(Dataset entries)
+ + + + +
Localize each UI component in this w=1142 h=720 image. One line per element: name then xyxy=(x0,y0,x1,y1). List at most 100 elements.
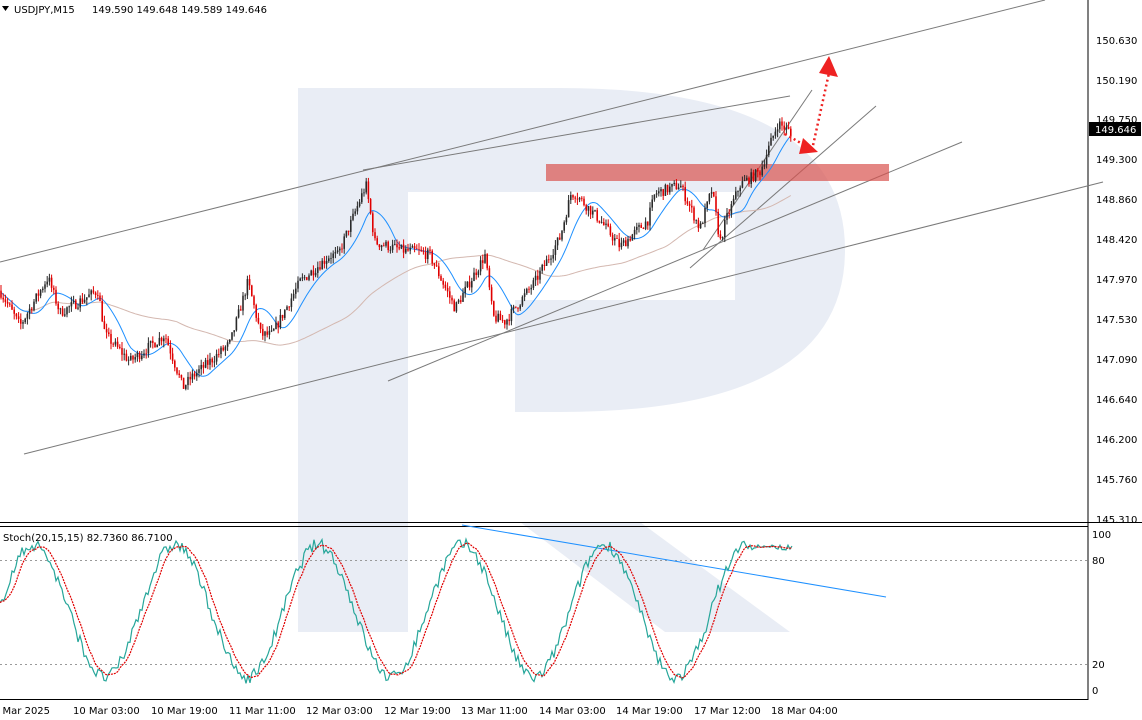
candle-body xyxy=(248,279,251,286)
candle-body xyxy=(405,248,407,253)
candle-body xyxy=(776,129,779,132)
candle-body xyxy=(526,288,528,294)
candle-body xyxy=(17,316,20,319)
stochastic-axis: 100 80 20 0 xyxy=(1092,530,1111,697)
candle-body xyxy=(312,270,315,276)
candle-body xyxy=(22,322,24,324)
candle-body xyxy=(66,307,68,315)
time-tick: 10 Mar 19:00 xyxy=(151,706,218,717)
candle-body xyxy=(772,135,774,138)
candle-body xyxy=(407,248,409,251)
price-tick: 145.310 xyxy=(1096,515,1137,526)
candle-body xyxy=(424,251,427,260)
candle-body xyxy=(640,225,642,228)
candle-body xyxy=(600,222,603,223)
price-tick: 148.420 xyxy=(1096,235,1137,246)
candle-body xyxy=(376,238,378,245)
upper-channel-line xyxy=(0,0,1046,263)
candle-body xyxy=(132,355,134,360)
candle-body xyxy=(121,348,123,355)
candle-body xyxy=(262,328,264,336)
support-line-a xyxy=(387,141,963,382)
candle-body xyxy=(462,292,464,302)
candle-body xyxy=(81,298,84,303)
candle-body xyxy=(730,204,733,214)
current-price-label: 149.646 xyxy=(1095,125,1136,136)
candle-body xyxy=(449,291,451,298)
candle-body xyxy=(233,330,235,333)
candle-body xyxy=(609,226,612,236)
candle-body xyxy=(59,308,62,310)
candle-body xyxy=(651,199,653,208)
candle-body xyxy=(174,360,176,368)
candle-body xyxy=(187,376,189,386)
candle-body xyxy=(561,230,563,240)
candle-body xyxy=(220,347,222,355)
candle-body xyxy=(691,205,693,208)
candle-body xyxy=(44,284,46,289)
candle-body xyxy=(31,308,33,311)
candle-body xyxy=(321,260,323,270)
candle-body xyxy=(596,210,598,221)
candle-body xyxy=(431,250,433,264)
candle-body xyxy=(0,290,2,298)
candle-body xyxy=(684,187,686,202)
price-tick: 149.750 xyxy=(1096,115,1137,126)
candle-body xyxy=(625,240,627,247)
candle-body xyxy=(464,286,466,293)
candle-body xyxy=(292,293,295,299)
candle-body xyxy=(385,241,387,246)
candle-body xyxy=(741,181,744,188)
candle-body xyxy=(328,258,330,262)
candle-body xyxy=(770,137,772,146)
candle-body xyxy=(693,207,695,221)
candle-body xyxy=(325,261,328,264)
stochastic-trendline[interactable] xyxy=(461,524,887,598)
stoch-tick: 100 xyxy=(1092,530,1111,541)
candle-body xyxy=(50,277,53,288)
candle-body xyxy=(345,230,348,237)
time-tick: 12 Mar 19:00 xyxy=(384,706,451,717)
candle-body xyxy=(418,249,420,250)
candle-body xyxy=(438,266,440,277)
candle-body xyxy=(182,377,185,389)
candle-body xyxy=(136,352,139,358)
candle-body xyxy=(75,300,77,309)
candle-body xyxy=(576,198,579,200)
candle-body xyxy=(15,313,18,317)
candle-body xyxy=(530,287,532,290)
candle-body xyxy=(323,260,326,264)
candle-body xyxy=(46,281,48,285)
candle-body xyxy=(618,238,620,248)
candle-body xyxy=(528,288,530,290)
candle-body xyxy=(26,313,29,319)
candle-body xyxy=(570,195,572,201)
candle-body xyxy=(224,346,227,351)
candle-body xyxy=(83,299,86,303)
candle-body xyxy=(372,213,374,233)
candle-body xyxy=(308,275,310,280)
ohlc-values: 149.590 149.648 149.589 149.646 xyxy=(92,5,267,16)
candle-body xyxy=(86,297,88,300)
candle-body xyxy=(501,320,504,321)
candle-body xyxy=(413,246,416,249)
candle-body xyxy=(145,353,147,355)
candle-body xyxy=(757,169,759,172)
candle-body xyxy=(68,306,70,308)
candle-body xyxy=(686,201,689,204)
collapse-triangle-icon xyxy=(2,6,9,11)
candle-body xyxy=(763,164,766,167)
candle-body xyxy=(490,287,493,302)
candle-body xyxy=(442,280,444,285)
candle-body xyxy=(605,223,607,225)
candle-body xyxy=(671,183,673,187)
candle-body xyxy=(636,226,638,230)
resistance-zone[interactable] xyxy=(546,164,889,181)
candle-body xyxy=(532,280,535,288)
time-tick: 10 Mar 03:00 xyxy=(73,706,140,717)
candle-body xyxy=(537,275,539,280)
candle-body xyxy=(444,284,447,288)
candle-body xyxy=(42,288,44,291)
candle-body xyxy=(721,236,724,239)
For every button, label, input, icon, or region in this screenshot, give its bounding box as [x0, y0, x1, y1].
+ + + + +
Repeat, without any changes, the lines from the one containing "candle-body xyxy=(248,279,251,286)" through the one containing "candle-body xyxy=(609,226,612,236)", including both of those lines.

candle-body xyxy=(248,279,251,286)
candle-body xyxy=(405,248,407,253)
candle-body xyxy=(776,129,779,132)
candle-body xyxy=(526,288,528,294)
candle-body xyxy=(17,316,20,319)
stochastic-axis: 100 80 20 0 xyxy=(1092,530,1111,697)
candle-body xyxy=(312,270,315,276)
candle-body xyxy=(22,322,24,324)
candle-body xyxy=(66,307,68,315)
time-tick: 10 Mar 19:00 xyxy=(151,706,218,717)
candle-body xyxy=(772,135,774,138)
candle-body xyxy=(407,248,409,251)
price-tick: 145.310 xyxy=(1096,515,1137,526)
candle-body xyxy=(424,251,427,260)
candle-body xyxy=(640,225,642,228)
candle-body xyxy=(600,222,603,223)
price-tick: 148.420 xyxy=(1096,235,1137,246)
candle-body xyxy=(376,238,378,245)
upper-channel-line xyxy=(0,0,1046,263)
candle-body xyxy=(132,355,134,360)
candle-body xyxy=(121,348,123,355)
candle-body xyxy=(262,328,264,336)
support-line-a xyxy=(387,141,963,382)
candle-body xyxy=(462,292,464,302)
candle-body xyxy=(81,298,84,303)
candle-body xyxy=(730,204,733,214)
current-price-label: 149.646 xyxy=(1095,125,1136,136)
candle-body xyxy=(449,291,451,298)
candle-body xyxy=(233,330,235,333)
candle-body xyxy=(609,226,612,236)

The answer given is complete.